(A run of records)
──────

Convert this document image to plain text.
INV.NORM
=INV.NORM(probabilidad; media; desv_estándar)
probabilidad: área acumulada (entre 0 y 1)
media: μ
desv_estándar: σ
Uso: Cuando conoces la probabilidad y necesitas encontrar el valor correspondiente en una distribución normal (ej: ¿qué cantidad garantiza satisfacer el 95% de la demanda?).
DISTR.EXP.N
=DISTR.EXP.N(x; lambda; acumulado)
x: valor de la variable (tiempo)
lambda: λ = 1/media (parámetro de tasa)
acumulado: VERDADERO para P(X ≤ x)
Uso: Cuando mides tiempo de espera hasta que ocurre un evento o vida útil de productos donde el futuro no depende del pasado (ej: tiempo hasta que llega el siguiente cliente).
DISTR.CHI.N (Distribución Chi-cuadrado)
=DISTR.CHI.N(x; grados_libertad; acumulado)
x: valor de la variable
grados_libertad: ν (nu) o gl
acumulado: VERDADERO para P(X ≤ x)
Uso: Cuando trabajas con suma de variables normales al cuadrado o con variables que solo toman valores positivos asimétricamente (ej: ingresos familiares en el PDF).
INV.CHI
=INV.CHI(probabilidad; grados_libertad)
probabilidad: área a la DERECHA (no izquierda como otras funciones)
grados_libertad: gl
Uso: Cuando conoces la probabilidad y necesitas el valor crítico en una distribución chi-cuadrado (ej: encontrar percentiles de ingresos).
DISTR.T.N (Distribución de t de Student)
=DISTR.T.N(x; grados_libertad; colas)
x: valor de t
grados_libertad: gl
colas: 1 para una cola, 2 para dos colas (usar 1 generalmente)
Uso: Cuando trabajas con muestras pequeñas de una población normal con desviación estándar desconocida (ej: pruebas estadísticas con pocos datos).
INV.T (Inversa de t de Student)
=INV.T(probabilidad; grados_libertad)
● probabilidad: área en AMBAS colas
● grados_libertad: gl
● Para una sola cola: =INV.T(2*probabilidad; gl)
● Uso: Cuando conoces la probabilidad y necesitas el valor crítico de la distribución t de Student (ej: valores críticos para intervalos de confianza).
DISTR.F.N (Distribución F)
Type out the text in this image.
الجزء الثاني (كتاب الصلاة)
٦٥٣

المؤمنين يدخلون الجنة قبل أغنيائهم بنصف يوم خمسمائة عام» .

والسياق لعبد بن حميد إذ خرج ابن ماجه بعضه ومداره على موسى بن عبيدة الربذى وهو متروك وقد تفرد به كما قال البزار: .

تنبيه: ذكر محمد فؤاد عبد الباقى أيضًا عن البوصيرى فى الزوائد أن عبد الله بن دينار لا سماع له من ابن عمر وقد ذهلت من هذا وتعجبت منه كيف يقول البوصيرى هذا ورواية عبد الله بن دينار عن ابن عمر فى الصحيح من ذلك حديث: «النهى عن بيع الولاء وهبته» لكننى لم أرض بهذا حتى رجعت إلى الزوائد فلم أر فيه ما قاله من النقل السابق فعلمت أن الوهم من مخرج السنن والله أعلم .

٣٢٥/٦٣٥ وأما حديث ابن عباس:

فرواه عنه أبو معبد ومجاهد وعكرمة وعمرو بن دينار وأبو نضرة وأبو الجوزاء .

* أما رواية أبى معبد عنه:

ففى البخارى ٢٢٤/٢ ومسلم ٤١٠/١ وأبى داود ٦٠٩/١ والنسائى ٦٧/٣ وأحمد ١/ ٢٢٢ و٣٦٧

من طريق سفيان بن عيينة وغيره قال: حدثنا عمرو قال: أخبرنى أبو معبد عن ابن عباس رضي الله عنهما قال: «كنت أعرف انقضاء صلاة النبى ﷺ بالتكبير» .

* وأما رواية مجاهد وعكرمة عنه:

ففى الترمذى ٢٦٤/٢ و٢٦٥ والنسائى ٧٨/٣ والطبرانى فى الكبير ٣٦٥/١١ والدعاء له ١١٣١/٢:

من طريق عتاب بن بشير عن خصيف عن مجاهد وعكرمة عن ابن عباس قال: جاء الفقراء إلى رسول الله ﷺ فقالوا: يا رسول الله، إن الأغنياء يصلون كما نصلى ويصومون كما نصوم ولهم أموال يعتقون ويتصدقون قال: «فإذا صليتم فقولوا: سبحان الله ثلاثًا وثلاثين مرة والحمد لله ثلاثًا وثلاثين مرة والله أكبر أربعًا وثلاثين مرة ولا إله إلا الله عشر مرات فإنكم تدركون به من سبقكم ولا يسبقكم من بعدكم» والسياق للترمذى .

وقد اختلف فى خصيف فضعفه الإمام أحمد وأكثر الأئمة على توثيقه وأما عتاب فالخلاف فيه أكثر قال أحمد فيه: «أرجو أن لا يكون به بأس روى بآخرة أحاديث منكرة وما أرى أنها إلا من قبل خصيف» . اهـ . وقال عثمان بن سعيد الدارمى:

──────

TASK BRIEF: Show the lines of the data that hold the word "image".

EXERCISE RESULT:
Convert this document image to plain text.
Type out the text in this image.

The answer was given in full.